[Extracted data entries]
-----

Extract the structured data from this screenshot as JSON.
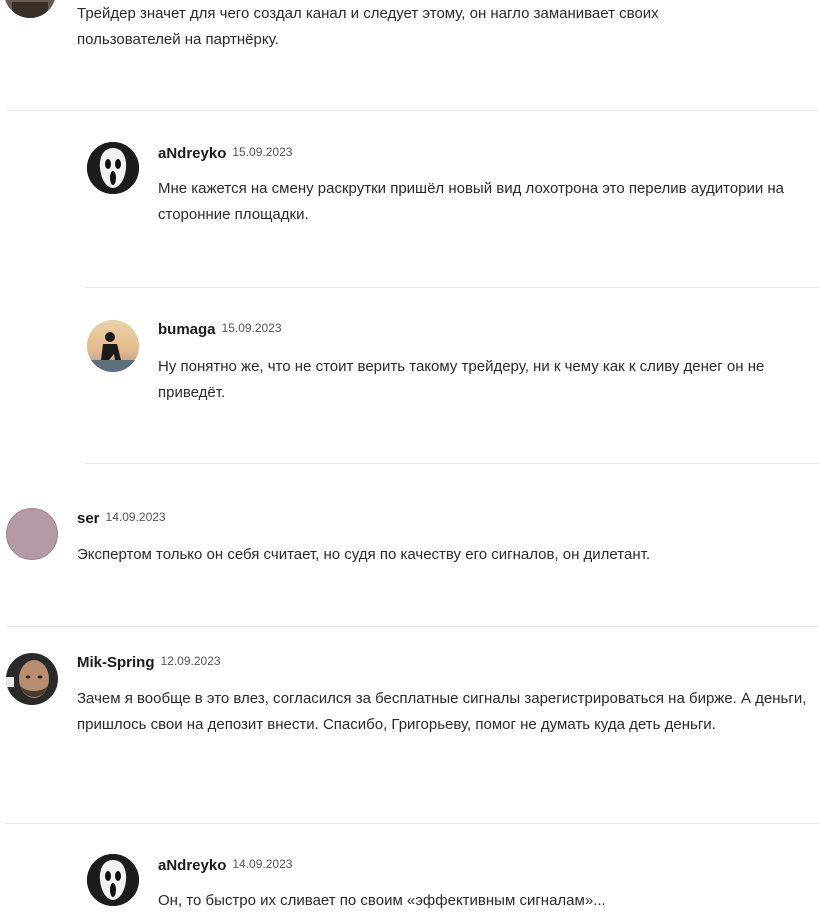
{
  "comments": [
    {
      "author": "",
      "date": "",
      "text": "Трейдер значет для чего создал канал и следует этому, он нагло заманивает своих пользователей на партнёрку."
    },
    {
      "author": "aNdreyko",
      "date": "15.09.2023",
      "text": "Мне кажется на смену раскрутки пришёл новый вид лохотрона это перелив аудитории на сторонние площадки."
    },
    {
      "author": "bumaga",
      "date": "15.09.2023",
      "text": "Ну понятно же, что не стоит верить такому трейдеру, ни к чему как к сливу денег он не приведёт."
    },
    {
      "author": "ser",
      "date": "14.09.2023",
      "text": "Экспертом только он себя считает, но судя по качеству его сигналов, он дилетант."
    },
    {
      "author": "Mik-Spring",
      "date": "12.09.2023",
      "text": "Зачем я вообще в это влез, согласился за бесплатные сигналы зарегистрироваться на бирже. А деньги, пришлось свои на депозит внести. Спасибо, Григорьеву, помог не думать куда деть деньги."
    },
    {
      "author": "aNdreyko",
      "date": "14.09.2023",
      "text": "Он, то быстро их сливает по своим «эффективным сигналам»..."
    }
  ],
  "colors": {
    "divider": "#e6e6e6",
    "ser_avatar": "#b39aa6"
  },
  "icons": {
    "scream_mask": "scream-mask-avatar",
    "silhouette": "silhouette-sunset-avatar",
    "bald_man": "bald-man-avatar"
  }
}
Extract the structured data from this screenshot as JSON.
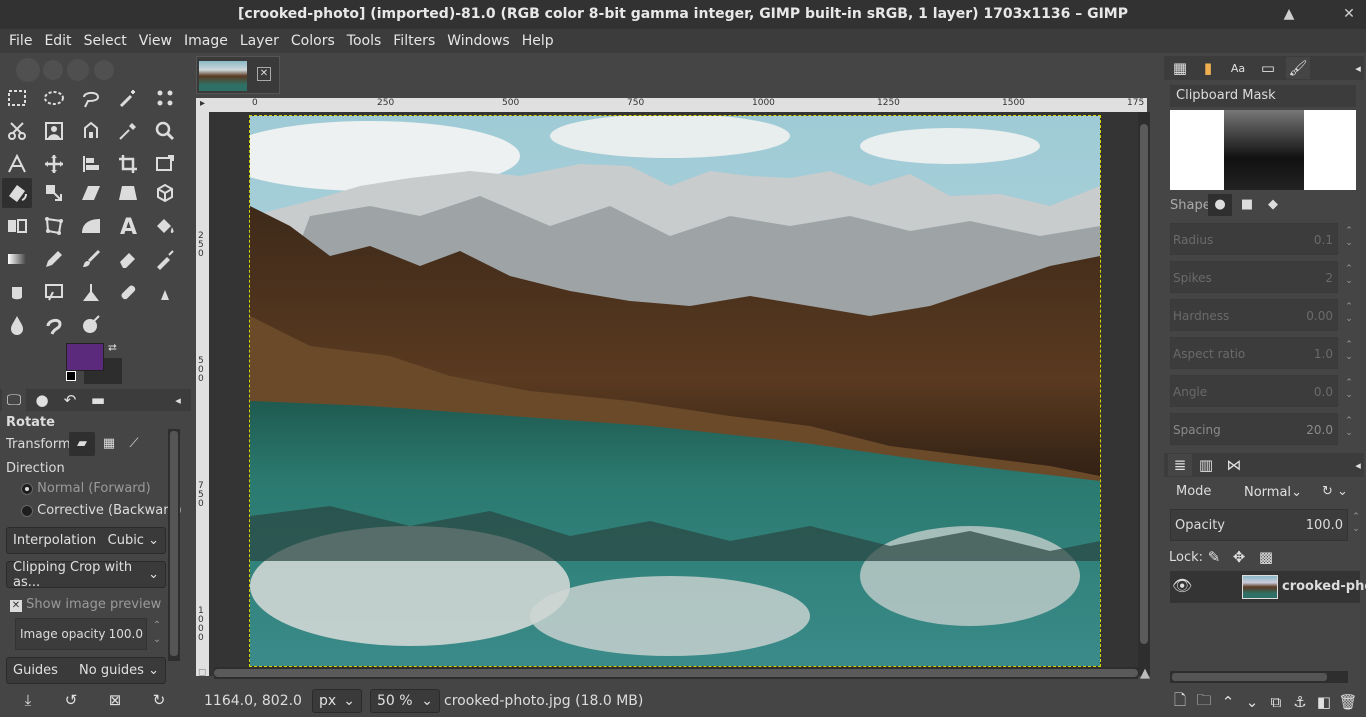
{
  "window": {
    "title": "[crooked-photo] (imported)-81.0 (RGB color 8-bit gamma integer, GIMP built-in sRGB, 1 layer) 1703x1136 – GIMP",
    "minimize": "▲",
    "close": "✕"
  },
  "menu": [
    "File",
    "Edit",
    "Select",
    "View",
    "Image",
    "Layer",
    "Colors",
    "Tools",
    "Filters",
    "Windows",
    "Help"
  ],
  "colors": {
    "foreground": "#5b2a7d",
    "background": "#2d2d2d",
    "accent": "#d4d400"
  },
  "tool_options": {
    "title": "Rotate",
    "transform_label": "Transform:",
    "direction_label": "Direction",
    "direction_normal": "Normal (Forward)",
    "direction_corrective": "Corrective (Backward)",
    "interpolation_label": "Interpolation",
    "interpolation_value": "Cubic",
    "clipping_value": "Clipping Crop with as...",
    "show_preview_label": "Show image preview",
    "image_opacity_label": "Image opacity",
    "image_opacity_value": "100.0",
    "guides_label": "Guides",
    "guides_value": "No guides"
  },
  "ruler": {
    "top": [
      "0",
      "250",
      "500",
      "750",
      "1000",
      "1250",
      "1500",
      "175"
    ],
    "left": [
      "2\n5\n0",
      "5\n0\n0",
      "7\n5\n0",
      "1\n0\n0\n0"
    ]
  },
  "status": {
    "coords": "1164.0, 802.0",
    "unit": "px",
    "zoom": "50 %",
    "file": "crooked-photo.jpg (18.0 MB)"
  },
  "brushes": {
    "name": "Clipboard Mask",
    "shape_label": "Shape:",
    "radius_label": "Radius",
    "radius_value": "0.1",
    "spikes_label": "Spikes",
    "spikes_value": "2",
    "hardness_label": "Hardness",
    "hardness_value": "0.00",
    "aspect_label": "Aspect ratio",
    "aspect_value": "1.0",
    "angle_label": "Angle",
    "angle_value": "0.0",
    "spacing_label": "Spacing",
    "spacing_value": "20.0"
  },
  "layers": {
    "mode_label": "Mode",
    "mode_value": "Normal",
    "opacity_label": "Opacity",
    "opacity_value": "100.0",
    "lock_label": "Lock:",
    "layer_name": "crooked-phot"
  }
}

-----

**What is asked**
Transcribe every line in the entries above, taking out only the images.

**Exercise output**
Extract the structured data from this screenshot as JSON.
{
  "comments": [
    {
      "author": "",
      "date": "",
      "text": "Трейдер значет для чего создал канал и следует этому, он нагло заманивает своих пользователей на партнёрку."
    },
    {
      "author": "aNdreyko",
      "date": "15.09.2023",
      "text": "Мне кажется на смену раскрутки пришёл новый вид лохотрона это перелив аудитории на сторонние площадки."
    },
    {
      "author": "bumaga",
      "date": "15.09.2023",
      "text": "Ну понятно же, что не стоит верить такому трейдеру, ни к чему как к сливу денег он не приведёт."
    },
    {
      "author": "ser",
      "date": "14.09.2023",
      "text": "Экспертом только он себя считает, но судя по качеству его сигналов, он дилетант."
    },
    {
      "author": "Mik-Spring",
      "date": "12.09.2023",
      "text": "Зачем я вообще в это влез, согласился за бесплатные сигналы зарегистрироваться на бирже. А деньги, пришлось свои на депозит внести. Спасибо, Григорьеву, помог не думать куда деть деньги."
    },
    {
      "author": "aNdreyko",
      "date": "14.09.2023",
      "text": "Он, то быстро их сливает по своим «эффективным сигналам»..."
    }
  ],
  "colors": {
    "divider": "#e6e6e6",
    "ser_avatar": "#b39aa6"
  },
  "icons": {
    "scream_mask": "scream-mask-avatar",
    "silhouette": "silhouette-sunset-avatar",
    "bald_man": "bald-man-avatar"
  }
}
Extract the structured data from this screenshot as JSON.
{
  "window": {
    "title": "[crooked-photo] (imported)-81.0 (RGB color 8-bit gamma integer, GIMP built-in sRGB, 1 layer) 1703x1136 – GIMP",
    "minimize": "▲",
    "close": "✕"
  },
  "menu": [
    "File",
    "Edit",
    "Select",
    "View",
    "Image",
    "Layer",
    "Colors",
    "Tools",
    "Filters",
    "Windows",
    "Help"
  ],
  "colors": {
    "foreground": "#5b2a7d",
    "background": "#2d2d2d",
    "accent": "#d4d400"
  },
  "tool_options": {
    "title": "Rotate",
    "transform_label": "Transform:",
    "direction_label": "Direction",
    "direction_normal": "Normal (Forward)",
    "direction_corrective": "Corrective (Backward)",
    "interpolation_label": "Interpolation",
    "interpolation_value": "Cubic",
    "clipping_value": "Clipping Crop with as...",
    "show_preview_label": "Show image preview",
    "image_opacity_label": "Image opacity",
    "image_opacity_value": "100.0",
    "guides_label": "Guides",
    "guides_value": "No guides"
  },
  "ruler": {
    "top": [
      "0",
      "250",
      "500",
      "750",
      "1000",
      "1250",
      "1500",
      "175"
    ],
    "left": [
      "2\n5\n0",
      "5\n0\n0",
      "7\n5\n0",
      "1\n0\n0\n0"
    ]
  },
  "status": {
    "coords": "1164.0, 802.0",
    "unit": "px",
    "zoom": "50 %",
    "file": "crooked-photo.jpg (18.0 MB)"
  },
  "brushes": {
    "name": "Clipboard Mask",
    "shape_label": "Shape:",
    "radius_label": "Radius",
    "radius_value": "0.1",
    "spikes_label": "Spikes",
    "spikes_value": "2",
    "hardness_label": "Hardness",
    "hardness_value": "0.00",
    "aspect_label": "Aspect ratio",
    "aspect_value": "1.0",
    "angle_label": "Angle",
    "angle_value": "0.0",
    "spacing_label": "Spacing",
    "spacing_value": "20.0"
  },
  "layers": {
    "mode_label": "Mode",
    "mode_value": "Normal",
    "opacity_label": "Opacity",
    "opacity_value": "100.0",
    "lock_label": "Lock:",
    "layer_name": "crooked-phot"
  }
}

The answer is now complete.